__WHAT YOU ARE ASKED TO DO__.
Go through the records and show each line where the word "image" occurs.

Recorded data
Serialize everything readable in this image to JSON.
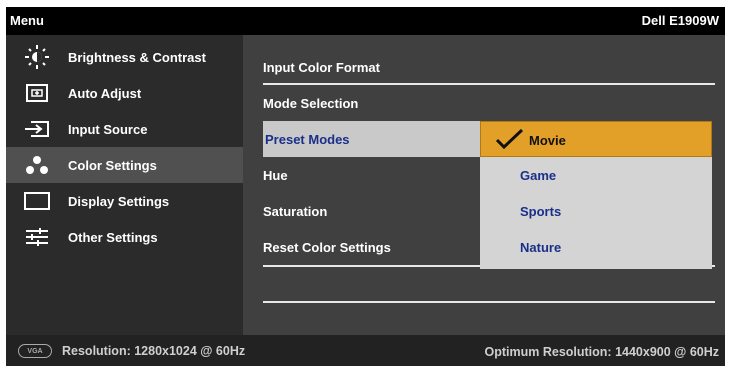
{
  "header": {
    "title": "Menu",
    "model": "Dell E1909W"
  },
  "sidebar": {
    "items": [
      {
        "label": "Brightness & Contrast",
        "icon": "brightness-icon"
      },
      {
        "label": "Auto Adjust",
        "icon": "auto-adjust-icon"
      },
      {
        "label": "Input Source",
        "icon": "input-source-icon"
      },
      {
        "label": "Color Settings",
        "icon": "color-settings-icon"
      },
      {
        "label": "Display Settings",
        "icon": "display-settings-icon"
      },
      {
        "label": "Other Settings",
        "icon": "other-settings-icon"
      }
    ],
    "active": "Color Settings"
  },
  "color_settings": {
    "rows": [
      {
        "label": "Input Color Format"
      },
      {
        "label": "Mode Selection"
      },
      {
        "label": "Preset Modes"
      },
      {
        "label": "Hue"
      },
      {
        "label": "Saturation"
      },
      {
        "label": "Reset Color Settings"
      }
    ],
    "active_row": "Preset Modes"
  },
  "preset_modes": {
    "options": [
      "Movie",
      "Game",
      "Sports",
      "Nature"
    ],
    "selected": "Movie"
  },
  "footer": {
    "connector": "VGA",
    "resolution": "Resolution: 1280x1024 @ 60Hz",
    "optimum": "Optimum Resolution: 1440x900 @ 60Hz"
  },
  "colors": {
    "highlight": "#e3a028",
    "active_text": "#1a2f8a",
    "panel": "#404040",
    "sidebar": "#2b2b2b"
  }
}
==
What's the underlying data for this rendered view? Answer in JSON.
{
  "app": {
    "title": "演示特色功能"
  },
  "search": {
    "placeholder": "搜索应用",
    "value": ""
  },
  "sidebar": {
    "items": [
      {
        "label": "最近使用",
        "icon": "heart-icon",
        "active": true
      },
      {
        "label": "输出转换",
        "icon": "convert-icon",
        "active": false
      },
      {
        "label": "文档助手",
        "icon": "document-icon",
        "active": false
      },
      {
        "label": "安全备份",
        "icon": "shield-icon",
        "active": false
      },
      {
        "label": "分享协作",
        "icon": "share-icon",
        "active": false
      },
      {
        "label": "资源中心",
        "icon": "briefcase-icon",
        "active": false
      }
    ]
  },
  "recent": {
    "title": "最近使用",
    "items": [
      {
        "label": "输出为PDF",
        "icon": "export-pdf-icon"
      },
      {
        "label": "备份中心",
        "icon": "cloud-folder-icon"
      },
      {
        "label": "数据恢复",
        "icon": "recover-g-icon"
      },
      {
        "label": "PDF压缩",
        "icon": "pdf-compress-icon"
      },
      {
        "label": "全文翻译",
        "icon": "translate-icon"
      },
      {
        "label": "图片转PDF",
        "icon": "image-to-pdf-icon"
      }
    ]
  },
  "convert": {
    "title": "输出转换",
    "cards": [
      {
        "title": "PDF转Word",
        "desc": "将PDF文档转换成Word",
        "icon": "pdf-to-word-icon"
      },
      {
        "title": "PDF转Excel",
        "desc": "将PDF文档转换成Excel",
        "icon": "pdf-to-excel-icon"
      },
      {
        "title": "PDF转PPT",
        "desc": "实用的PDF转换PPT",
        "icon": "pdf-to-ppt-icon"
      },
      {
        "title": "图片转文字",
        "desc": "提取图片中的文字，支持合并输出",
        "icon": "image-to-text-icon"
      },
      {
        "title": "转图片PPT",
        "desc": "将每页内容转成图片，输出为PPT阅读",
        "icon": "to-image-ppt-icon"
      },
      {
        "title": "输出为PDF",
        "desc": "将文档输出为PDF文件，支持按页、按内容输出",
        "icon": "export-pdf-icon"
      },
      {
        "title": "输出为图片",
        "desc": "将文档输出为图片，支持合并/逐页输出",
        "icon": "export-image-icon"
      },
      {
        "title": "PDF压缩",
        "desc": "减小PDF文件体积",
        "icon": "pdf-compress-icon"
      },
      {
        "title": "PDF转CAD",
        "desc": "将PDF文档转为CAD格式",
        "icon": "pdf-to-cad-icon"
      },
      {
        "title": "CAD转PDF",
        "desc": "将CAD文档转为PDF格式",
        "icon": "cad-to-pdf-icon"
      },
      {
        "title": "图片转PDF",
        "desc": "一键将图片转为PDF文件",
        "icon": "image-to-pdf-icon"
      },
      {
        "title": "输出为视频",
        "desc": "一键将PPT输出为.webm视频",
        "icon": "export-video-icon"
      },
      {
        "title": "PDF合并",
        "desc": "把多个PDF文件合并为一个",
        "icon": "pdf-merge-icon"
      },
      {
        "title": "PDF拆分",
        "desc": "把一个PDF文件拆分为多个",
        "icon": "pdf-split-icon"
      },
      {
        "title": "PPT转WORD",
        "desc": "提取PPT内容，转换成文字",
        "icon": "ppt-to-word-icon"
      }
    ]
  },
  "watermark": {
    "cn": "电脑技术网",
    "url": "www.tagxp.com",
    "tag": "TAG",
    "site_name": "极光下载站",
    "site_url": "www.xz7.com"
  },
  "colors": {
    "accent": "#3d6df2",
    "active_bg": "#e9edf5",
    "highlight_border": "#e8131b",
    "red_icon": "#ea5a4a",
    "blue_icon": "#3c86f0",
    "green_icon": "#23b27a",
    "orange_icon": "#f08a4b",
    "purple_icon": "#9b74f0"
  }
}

__REPLY TO THE TASK__.
Serialize everything readable in this image to JSON.
        "icon": "image-to-pdf-icon"
        "icon": "image-to-text-icon"
        "icon": "to-image-ppt-icon"
        "icon": "export-image-icon"
        "icon": "image-to-pdf-icon"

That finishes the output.